**What is asked**
Give back every line exactly as it appears, pictures excluded.
## start Excerpted records
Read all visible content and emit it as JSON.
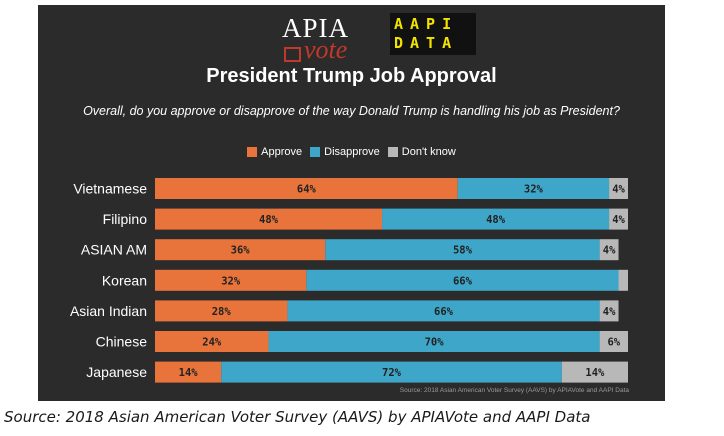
{
  "logos": {
    "apia_top": "APIA",
    "apia_bottom": "vote",
    "aapi_line1": "AAPI",
    "aapi_line2": "DATA"
  },
  "colors": {
    "approve": "#e8743b",
    "disapprove": "#3ea6c9",
    "dont_know": "#b8b8b8",
    "panel_background": "#2b2b2b"
  },
  "chart_data": {
    "type": "bar",
    "orientation": "horizontal",
    "stacked": true,
    "title": "President Trump Job Approval",
    "subtitle": "Overall, do you approve or disapprove of the way Donald Trump is handling his job as President?",
    "categories": [
      "Vietnamese",
      "Filipino",
      "ASIAN AM",
      "Korean",
      "Asian Indian",
      "Chinese",
      "Japanese"
    ],
    "series": [
      {
        "name": "Approve",
        "values": [
          64,
          48,
          36,
          32,
          28,
          24,
          14
        ],
        "labels": [
          "64%",
          "48%",
          "36%",
          "32%",
          "28%",
          "24%",
          "14%"
        ]
      },
      {
        "name": "Disapprove",
        "values": [
          32,
          48,
          58,
          66,
          66,
          70,
          72
        ],
        "labels": [
          "32%",
          "48%",
          "58%",
          "66%",
          "66%",
          "70%",
          "72%"
        ]
      },
      {
        "name": "Don't know",
        "values": [
          4,
          4,
          4,
          2,
          4,
          6,
          14
        ],
        "labels": [
          "4%",
          "4%",
          "4%",
          "",
          "4%",
          "6%",
          "14%"
        ]
      }
    ],
    "xlim": [
      0,
      100
    ],
    "legend": "top-center",
    "grid": false,
    "source": "Source: 2018 Asian American Voter Survey (AAVS) by APIAVote and AAPI Data"
  },
  "caption": "Source: 2018 Asian American Voter Survey (AAVS) by APIAVote and AAPI Data"
}
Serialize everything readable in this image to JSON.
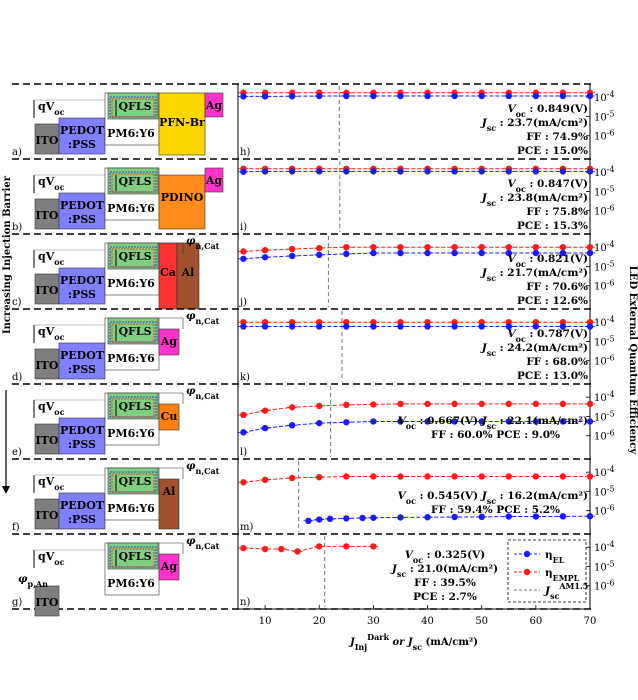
## end Excerpted records
**Reply**
Read all visible content and emit it as JSON.
{
  "logos": {
    "apia_top": "APIA",
    "apia_bottom": "vote",
    "aapi_line1": "AAPI",
    "aapi_line2": "DATA"
  },
  "colors": {
    "approve": "#e8743b",
    "disapprove": "#3ea6c9",
    "dont_know": "#b8b8b8",
    "panel_background": "#2b2b2b"
  },
  "chart_data": {
    "type": "bar",
    "orientation": "horizontal",
    "stacked": true,
    "title": "President Trump Job Approval",
    "subtitle": "Overall, do you approve or disapprove of the way Donald Trump is handling his job as President?",
    "categories": [
      "Vietnamese",
      "Filipino",
      "ASIAN AM",
      "Korean",
      "Asian Indian",
      "Chinese",
      "Japanese"
    ],
    "series": [
      {
        "name": "Approve",
        "values": [
          64,
          48,
          36,
          32,
          28,
          24,
          14
        ],
        "labels": [
          "64%",
          "48%",
          "36%",
          "32%",
          "28%",
          "24%",
          "14%"
        ]
      },
      {
        "name": "Disapprove",
        "values": [
          32,
          48,
          58,
          66,
          66,
          70,
          72
        ],
        "labels": [
          "32%",
          "48%",
          "58%",
          "66%",
          "66%",
          "70%",
          "72%"
        ]
      },
      {
        "name": "Don't know",
        "values": [
          4,
          4,
          4,
          2,
          4,
          6,
          14
        ],
        "labels": [
          "4%",
          "4%",
          "4%",
          "",
          "4%",
          "6%",
          "14%"
        ]
      }
    ],
    "xlim": [
      0,
      100
    ],
    "legend": "top-center",
    "grid": false,
    "source": "Source: 2018 Asian American Voter Survey (AAVS) by APIAVote and AAPI Data"
  },
  "caption": "Source: 2018 Asian American Voter Survey (AAVS) by APIAVote and AAPI Data"
}
Serialize everything readable in this image to JSON.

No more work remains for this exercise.